# start of Data to use

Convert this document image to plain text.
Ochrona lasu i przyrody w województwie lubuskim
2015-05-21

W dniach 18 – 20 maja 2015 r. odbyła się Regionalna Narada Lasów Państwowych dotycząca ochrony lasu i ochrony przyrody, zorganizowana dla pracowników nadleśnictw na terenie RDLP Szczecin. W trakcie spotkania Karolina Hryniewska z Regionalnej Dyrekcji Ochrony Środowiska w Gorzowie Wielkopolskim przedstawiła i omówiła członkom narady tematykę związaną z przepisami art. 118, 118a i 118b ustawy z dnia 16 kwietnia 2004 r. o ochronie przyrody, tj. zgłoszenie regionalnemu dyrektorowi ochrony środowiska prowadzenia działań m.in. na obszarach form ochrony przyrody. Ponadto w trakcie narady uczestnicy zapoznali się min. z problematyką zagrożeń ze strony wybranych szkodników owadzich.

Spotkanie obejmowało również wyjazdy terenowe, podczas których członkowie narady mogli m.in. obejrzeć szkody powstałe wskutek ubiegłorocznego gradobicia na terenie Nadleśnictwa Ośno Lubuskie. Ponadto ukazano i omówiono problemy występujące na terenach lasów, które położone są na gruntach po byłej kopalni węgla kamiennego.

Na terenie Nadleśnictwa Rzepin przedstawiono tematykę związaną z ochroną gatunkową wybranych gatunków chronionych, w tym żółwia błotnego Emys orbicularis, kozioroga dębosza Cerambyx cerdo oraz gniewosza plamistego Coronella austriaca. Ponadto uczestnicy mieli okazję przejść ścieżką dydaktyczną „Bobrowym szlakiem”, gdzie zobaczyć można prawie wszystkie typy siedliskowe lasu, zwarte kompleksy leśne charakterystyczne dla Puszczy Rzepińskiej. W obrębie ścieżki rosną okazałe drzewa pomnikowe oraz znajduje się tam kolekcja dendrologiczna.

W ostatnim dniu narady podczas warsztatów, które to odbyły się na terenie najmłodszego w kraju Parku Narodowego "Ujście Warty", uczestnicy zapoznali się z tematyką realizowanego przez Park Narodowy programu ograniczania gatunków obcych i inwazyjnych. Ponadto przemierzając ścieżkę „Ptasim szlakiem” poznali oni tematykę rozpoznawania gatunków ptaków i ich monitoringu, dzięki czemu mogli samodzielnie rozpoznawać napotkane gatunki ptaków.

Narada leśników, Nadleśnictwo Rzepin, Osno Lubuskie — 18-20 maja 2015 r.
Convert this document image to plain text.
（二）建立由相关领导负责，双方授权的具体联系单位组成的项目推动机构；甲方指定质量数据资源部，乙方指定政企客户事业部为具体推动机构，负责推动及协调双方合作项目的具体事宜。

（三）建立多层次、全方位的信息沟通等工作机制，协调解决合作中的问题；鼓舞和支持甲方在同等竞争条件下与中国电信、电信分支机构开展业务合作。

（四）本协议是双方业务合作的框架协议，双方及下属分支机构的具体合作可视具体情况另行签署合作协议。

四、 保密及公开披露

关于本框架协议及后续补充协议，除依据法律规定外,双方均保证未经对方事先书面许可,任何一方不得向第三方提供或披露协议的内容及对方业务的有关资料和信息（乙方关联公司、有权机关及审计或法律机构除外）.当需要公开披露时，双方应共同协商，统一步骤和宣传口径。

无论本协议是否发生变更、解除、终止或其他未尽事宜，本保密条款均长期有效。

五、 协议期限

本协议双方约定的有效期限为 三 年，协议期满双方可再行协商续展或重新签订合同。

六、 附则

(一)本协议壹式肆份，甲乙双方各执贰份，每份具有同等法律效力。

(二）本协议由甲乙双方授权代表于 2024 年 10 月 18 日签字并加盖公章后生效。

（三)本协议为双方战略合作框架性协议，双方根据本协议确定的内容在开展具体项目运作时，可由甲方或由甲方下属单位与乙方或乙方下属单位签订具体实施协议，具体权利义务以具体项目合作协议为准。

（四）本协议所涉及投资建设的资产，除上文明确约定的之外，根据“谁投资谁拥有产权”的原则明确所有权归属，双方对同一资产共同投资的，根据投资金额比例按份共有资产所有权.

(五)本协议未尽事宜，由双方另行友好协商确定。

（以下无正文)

# end of Data to use

- Written request: Reproduce each line of the material containing the word "maja".

- Solution for this task:
W dniach 18 – 20 maja 2015 r. odbyła się Regionalna Narada Lasów Państwowych dotycząca ochrony lasu i ochrony przyrody, zorganizowana dla pracowników nadleśnictw na terenie RDLP Szczecin. W trakcie spotkania Karolina Hryniewska z Regionalnej Dyrekcji Ochrony Środowiska w Gorzowie Wielkopolskim przedstawiła i omówiła członkom narady tematykę związaną z przepisami art. 118, 118a i 118b ustawy z dnia 16 kwietnia 2004 r. o ochronie przyrody, tj. zgłoszenie regionalnemu dyrektorowi ochrony środowiska prowadzenia działań m.in. na obszarach form ochrony przyrody. Ponadto w trakcie narady uczestnicy zapoznali się min. z problematyką zagrożeń ze strony wybranych szkodników owadzich.
Narada leśników, Nadleśnictwo Rzepin, Osno Lubuskie — 18-20 maja 2015 r.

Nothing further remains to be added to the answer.